* begin Material provided *
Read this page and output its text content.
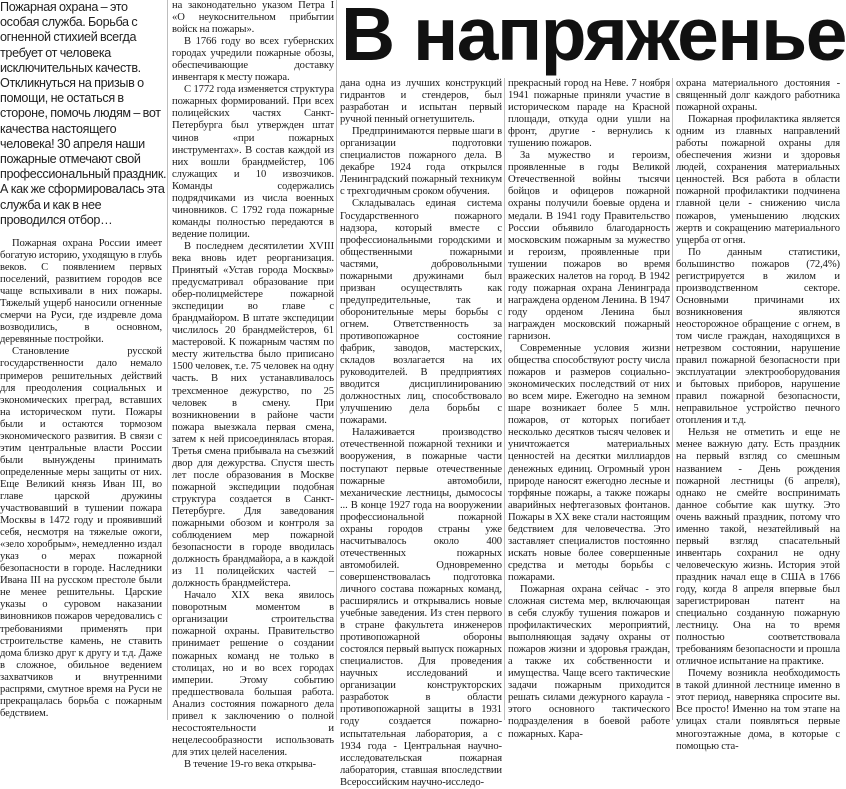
В напряженье

Пожарная охрана – это особая служба. Борьба с огненной стихией всегда требует от человека исключительных качеств. Откликнуться на призыв о помощи, не остаться в стороне, помочь людям – вот качества настоящего человека! 30 апреля наши пожарные отмечают свой профессиональный праздник. А как же сформировалась эта служба и как в нее проводился отбор…

Пожарная охрана России имеет богатую историю, уходящую в глубь веков. С появлением первых поселений, развитием городов все чаще вспыхивали в них пожары. Тяжелый ущерб наносили огненные смерчи на Руси, где издревле дома возводились, в основном, деревянные постройки.

Становление русской государственности дало немало примеров решительных действий для преодоления социальных и экономических преград, вставших на историческом пути. Пожары были и остаются тормозом экономического развития. В связи с этим центральные власти России были вынуждены принимать определенные меры защиты от них. Еще Великий князь Иван III, во главе царской дружины участвовавший в тушении пожара Москвы в 1472 году и проявивший себя, несмотря на тяжелые ожоги, «зело хоробрым», немедленно издал указ о мерах пожарной безопасности в городе. Наследники Ивана III на русском престоле были не менее решительны. Царские указы о суровом наказании виновников пожаров чередовались с требованиями применять при строительстве камень, не ставить дома близко друг к другу и т.д. Даже в сложное, обильное ведением захватчиков и внутренними распрями, смутное время на Руси не прекращалась борьба с пожарным бедствием.

на законодательно указом Петра I «О неукоснительном прибытии войск на пожары».

В 1766 году во всех губернских городах учредили пожарные обозы, обеспечивающие доставку инвентаря к месту пожара.

С 1772 года изменяется структура пожарных формирований. При всех полицейских частях Санкт-Петербурга был утвержден штат чинов «при пожарных инструментах». В состав каждой из них вошли брандмейстер, 106 служащих и 10 извозчиков. Команды содержались подрядчиками из числа военных чиновников. С 1792 года пожарные команды полностью передаются в ведение полиции.

В последнем десятилетии XVIII века вновь идет реорганизация. Принятый «Устав города Москвы» предусматривал образование при обер-полицмейстере пожарной экспедиции во главе с брандмайором. В штате экспедиции числилось 20 брандмейстеров, 61 мастеровой. К пожарным частям по месту жительства было приписано 1500 человек, т.е. 75 человек на одну часть. В них устанавливалось трехсменное дежурство, по 25 человек в смену. При возникновении в районе части пожара выезжала первая смена, затем к ней присоединялась вторая. Третья смена прибывала на съезжий двор для дежурства. Спустя шесть лет после образования в Москве пожарной экспедиции подобная структура создается в Санкт-Петербурге. Для заведования пожарными обозом и контроля за соблюдением мер пожарной безопасности в городе вводилась должность брандмайора, а в каждой из 11 полицейских частей – должность брандмейстера.

Начало XIX века явилось поворотным моментом в организации строительства пожарной охраны. Правительство принимает решение о создании пожарных команд не только в столицах, но и во всех городах империи. Этому событию предшествовала большая работа. Анализ состояния пожарного дела привел к заключению о полной несостоятельности и нецелесообразности использовать для этих целей населения.

В течение 19-го века открыва-

дана одна из лучших конструкций гидрантов и стендеров, был разработан и испытан первый ручной пенный огнетушитель.

Предпринимаются первые шаги в организации подготовки специалистов пожарного дела. В декабре 1924 года открылся Ленинградский пожарный техникум с трехгодичным сроком обучения.

Складывалась единая система Государственного пожарного надзора, который вместе с профессиональными городскими и общественными пожарными частями, добровольными пожарными дружинами был призван осуществлять как предупредительные, так и оборонительные меры борьбы с огнем. Ответственность за противопожарное состояние фабрик, заводов, мастерских, складов возлагается на их руководителей. В предприятиях вводится дисциплинированию должностных лиц, способствовало улучшению дела борьбы с пожарами.

Налаживается производство отечественной пожарной техники и вооружения, в пожарные части поступают первые отечественные пожарные автомобили, механические лестницы, дымососы ... В конце 1927 года на вооружении профессиональной пожарной охраны городов страны уже насчитывалось около 400 отечественных пожарных автомобилей. Одновременно совершенствовалась подготовка личного состава пожарных команд, расширялись и открывались новые учебные заведения. Из стен первого в стране факультета инженеров противопожарной обороны состоялся первый выпуск пожарных специалистов. Для проведения научных исследований и организации конструкторских разработок в области противопожарной защиты в 1931 году создается пожарно-испытательная лаборатория, а с 1934 года - Центральная научно-исследовательская пожарная лаборатория, ставшая впоследствии Всероссийским научно-исследо-

прекрасный город на Неве. 7 ноября 1941 пожарные приняли участие в историческом параде на Красной площади, откуда одни ушли на фронт, другие - вернулись к тушению пожаров.

За мужество и героизм, проявленные в годы Великой Отечественной войны тысячи бойцов и офицеров пожарной охраны получили боевые ордена и медали. В 1941 году Правительство России объявило благодарность московским пожарным за мужество и героизм, проявленные при тушении пожаров во время вражеских налетов на город. В 1942 году пожарная охрана Ленинграда награждена орденом Ленина. В 1947 году орденом Ленина был награжден московский пожарный гарнизон.

Современные условия жизни общества способствуют росту числа пожаров и размеров социально-экономических последствий от них во всем мире. Ежегодно на земном шаре возникает более 5 млн. пожаров, от которых погибает несколько десятков тысяч человек и уничтожается материальных ценностей на десятки миллиардов денежных единиц. Огромный урон природе наносят ежегодно лесные и торфяные пожары, а также пожары аварийных нефтегазовых фонтанов. Пожары в XX веке стали настоящим бедствием для человечества. Это заставляет специалистов постоянно искать новые более совершенные средства и методы борьбы с пожарами.

Пожарная охрана сейчас - это сложная система мер, включающая в себя службу тушения пожаров и профилактических мероприятий, выполняющая задачу охраны от пожаров жизни и здоровья граждан, а также их собственности и имущества. Чаще всего тактические задачи пожарным приходится решать силами дежурного караула - этого основного тактического подразделения в боевой работе пожарных. Кара-

охрана материального достояния - священный долг каждого работника пожарной охраны.

Пожарная профилактика является одним из главных направлений работы пожарной охраны для обеспечения жизни и здоровья людей, сохранения материальных ценностей. Вся работа в области пожарной профилактики подчинена главной цели - снижению числа пожаров, уменьшению людских жертв и сокращению материального ущерба от огня.

По данным статистики, большинство пожаров (72,4%) регистрируется в жилом и производственном секторе. Основными причинами их возникновения являются неосторожное обращение с огнем, в том числе граждан, находящихся в нетрезвом состоянии, нарушение правил пожарной безопасности при эксплуатации электрооборудования и бытовых приборов, нарушение правил пожарной безопасности, неправильное устройство печного отопления и т.д.

Нельзя не отметить и еще не менее важную дату. Есть праздник на первый взгляд со смешным названием - День рождения пожарной лестницы (6 апреля), однако не смейте воспринимать данное событие как шутку. Это очень важный праздник, потому что именно такой, незатейливый на первый взгляд спасательный инвентарь сохранил не одну человеческую жизнь. История этой праздник начал еще в США в 1766 году, когда 8 апреля впервые был зарегистрирован патент на специально созданную пожарную лестницу. Она на то время полностью соответствовала требованиям безопасности и прошла отличное испытание на практике.

Почему возникла необходимость в такой длинной лестнице именно в этот период, наверняка спросите вы. Все просто! Именно на том этапе на улицах стали появляться первые многоэтажные дома, в которые с помощью ста-
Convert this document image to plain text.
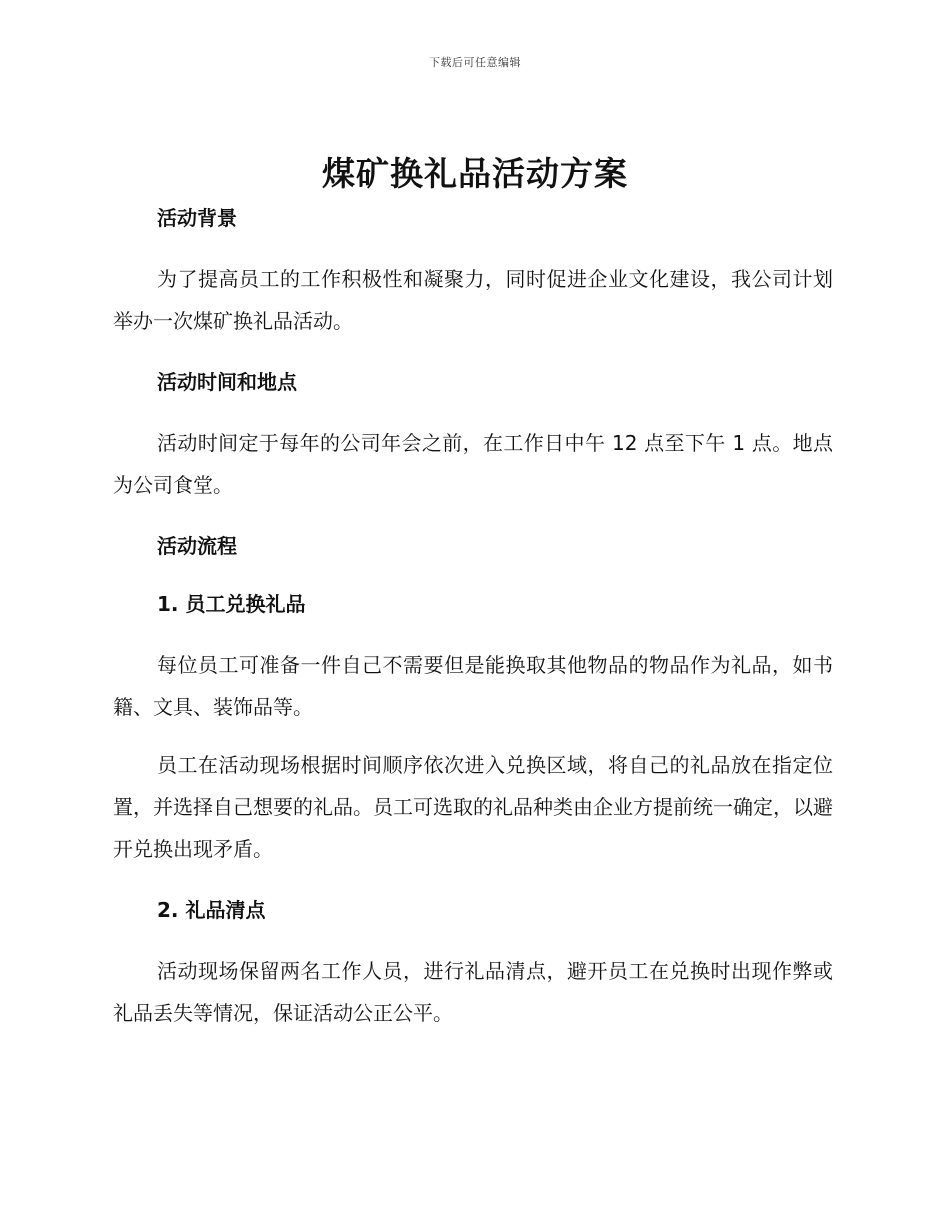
下载后可任意编辑
煤矿换礼品活动方案
活动背景

为了提高员工的工作积极性和凝聚力，同时促进企业文化建设，我公司计划举办一次煤矿换礼品活动。

活动时间和地点

活动时间定于每年的公司年会之前，在工作日中午 12 点至下午 1 点。地点为公司食堂。

活动流程
1. 员工兑换礼品

每位员工可准备一件自己不需要但是能换取其他物品的物品作为礼品，如书籍、文具、装饰品等。

员工在活动现场根据时间顺序依次进入兑换区域，将自己的礼品放在指定位置，并选择自己想要的礼品。员工可选取的礼品种类由企业方提前统一确定，以避开兑换出现矛盾。

2. 礼品清点

活动现场保留两名工作人员，进行礼品清点，避开员工在兑换时出现作弊或礼品丢失等情况，保证活动公正公平。
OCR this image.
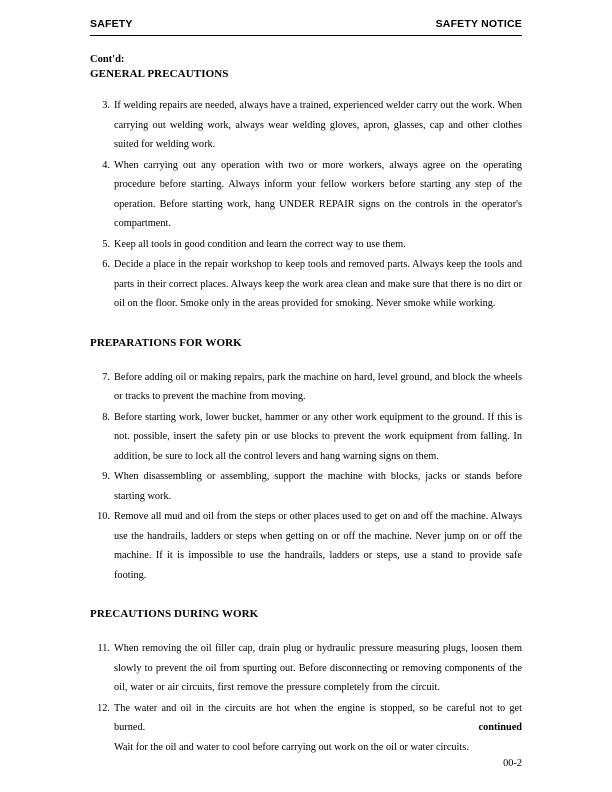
SAFETY	SAFETY NOTICE
Cont'd:
GENERAL PRECAUTIONS
3. If welding repairs are needed, always have a trained, experienced welder carry out the work. When carrying out welding work, always wear welding gloves, apron, glasses, cap and other clothes suited for welding work.

4. When carrying out any operation with two or more workers, always agree on the operating procedure before starting. Always inform your fellow workers before starting any step of the operation. Before starting work, hang UNDER REPAIR signs on the controls in the operator's compartment.

5. Keep all tools in good condition and learn the correct way to use them.

6. Decide a place in the repair workshop to keep tools and removed parts. Always keep the tools and parts in their correct places. Always keep the work area clean and make sure that there is no dirt or oil on the floor. Smoke only in the areas provided for smoking. Never smoke while working.

PREPARATIONS FOR WORK
7. Before adding oil or making repairs, park the machine on hard, level ground, and block the wheels or tracks to prevent the machine from moving.

8. Before starting work, lower bucket, hammer or any other work equipment to the ground. If this is not. possible, insert the safety pin or use blocks to prevent the work equipment from falling. In addition, be sure to lock all the control levers and hang warning signs on them.

9. When disassembling or assembling, support the machine with blocks, jacks or stands before starting work.

10. Remove all mud and oil from the steps or other places used to get on and off the machine. Always use the handrails, ladders or steps when getting on or off the machine. Never jump on or off the machine. If it is impossible to use the handrails, ladders or steps, use a stand to provide safe footing.

PRECAUTIONS DURING WORK
11. When removing the oil filler cap, drain plug or hydraulic pressure measuring plugs, loosen them slowly to prevent the oil from spurting out. Before disconnecting or removing components of the oil, water or air circuits, first remove the pressure completely from the circuit.

12. The water and oil in the circuits are hot when the engine is stopped, so be careful not to get burned.

Wait for the oil and water to cool before carrying out work on the oil or water circuits.

continued
00-2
* end Material provided *
## Brief
Check each line of the data above for the word "text", then state how many lines have it. Give the number alone.

## Solution for this task
2